• Data provided:
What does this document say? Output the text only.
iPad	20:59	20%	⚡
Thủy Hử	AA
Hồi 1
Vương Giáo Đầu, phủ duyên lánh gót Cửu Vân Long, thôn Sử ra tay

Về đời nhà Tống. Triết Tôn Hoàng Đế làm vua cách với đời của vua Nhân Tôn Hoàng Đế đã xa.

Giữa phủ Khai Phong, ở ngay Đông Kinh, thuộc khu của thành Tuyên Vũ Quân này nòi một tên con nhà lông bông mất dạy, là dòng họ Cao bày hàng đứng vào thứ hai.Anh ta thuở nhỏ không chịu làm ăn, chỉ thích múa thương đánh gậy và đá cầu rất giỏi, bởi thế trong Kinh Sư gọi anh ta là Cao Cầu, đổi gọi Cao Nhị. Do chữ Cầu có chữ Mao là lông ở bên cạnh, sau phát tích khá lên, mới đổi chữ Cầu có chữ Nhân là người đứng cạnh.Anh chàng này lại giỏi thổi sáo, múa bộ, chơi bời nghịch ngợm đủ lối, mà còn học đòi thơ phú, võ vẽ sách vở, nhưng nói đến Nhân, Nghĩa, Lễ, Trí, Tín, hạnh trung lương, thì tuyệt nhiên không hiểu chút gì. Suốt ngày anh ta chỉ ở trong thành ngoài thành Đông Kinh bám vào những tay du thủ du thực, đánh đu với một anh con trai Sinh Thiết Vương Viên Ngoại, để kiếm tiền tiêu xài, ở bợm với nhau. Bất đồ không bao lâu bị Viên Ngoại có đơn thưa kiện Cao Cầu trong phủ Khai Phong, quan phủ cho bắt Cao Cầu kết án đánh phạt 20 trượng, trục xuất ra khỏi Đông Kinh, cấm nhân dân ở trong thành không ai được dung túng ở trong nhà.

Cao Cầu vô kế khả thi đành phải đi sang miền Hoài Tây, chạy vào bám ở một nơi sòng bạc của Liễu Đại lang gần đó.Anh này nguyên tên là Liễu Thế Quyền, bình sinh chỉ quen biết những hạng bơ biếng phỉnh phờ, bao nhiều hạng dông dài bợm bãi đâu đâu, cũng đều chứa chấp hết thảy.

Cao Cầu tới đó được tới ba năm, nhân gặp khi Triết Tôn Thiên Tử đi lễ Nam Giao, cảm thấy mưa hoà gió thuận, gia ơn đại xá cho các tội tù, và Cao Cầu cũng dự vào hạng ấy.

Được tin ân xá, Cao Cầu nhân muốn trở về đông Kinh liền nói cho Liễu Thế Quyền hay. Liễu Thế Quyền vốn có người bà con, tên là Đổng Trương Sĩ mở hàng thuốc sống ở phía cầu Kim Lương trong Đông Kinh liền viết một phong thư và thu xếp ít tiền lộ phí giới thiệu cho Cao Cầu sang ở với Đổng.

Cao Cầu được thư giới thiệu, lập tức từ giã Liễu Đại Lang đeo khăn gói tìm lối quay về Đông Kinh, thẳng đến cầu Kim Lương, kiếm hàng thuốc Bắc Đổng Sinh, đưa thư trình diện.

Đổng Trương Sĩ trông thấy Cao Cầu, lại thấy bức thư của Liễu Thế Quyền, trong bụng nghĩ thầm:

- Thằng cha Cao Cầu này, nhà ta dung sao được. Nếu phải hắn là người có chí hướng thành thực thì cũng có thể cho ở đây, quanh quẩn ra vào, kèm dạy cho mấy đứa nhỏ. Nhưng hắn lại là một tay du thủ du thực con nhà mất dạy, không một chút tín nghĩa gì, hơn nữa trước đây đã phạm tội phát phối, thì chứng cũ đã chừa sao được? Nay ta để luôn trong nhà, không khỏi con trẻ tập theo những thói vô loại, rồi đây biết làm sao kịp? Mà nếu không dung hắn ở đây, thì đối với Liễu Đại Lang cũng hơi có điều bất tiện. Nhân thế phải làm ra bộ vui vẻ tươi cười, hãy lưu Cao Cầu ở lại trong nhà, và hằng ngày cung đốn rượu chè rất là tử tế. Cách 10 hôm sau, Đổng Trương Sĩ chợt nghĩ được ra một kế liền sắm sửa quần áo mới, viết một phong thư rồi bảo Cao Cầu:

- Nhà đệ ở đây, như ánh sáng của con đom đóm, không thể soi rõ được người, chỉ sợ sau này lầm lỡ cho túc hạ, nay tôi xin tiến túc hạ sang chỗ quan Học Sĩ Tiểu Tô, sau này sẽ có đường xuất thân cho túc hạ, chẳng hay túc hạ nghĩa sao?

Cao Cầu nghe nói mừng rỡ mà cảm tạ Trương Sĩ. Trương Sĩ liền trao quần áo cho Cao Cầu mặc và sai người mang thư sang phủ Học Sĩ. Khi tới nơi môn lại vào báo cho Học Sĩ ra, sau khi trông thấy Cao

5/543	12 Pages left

• Objective: Of the lines above, how many contain the string "thiệu"? Only the number is required.

• Output for this exercise: 2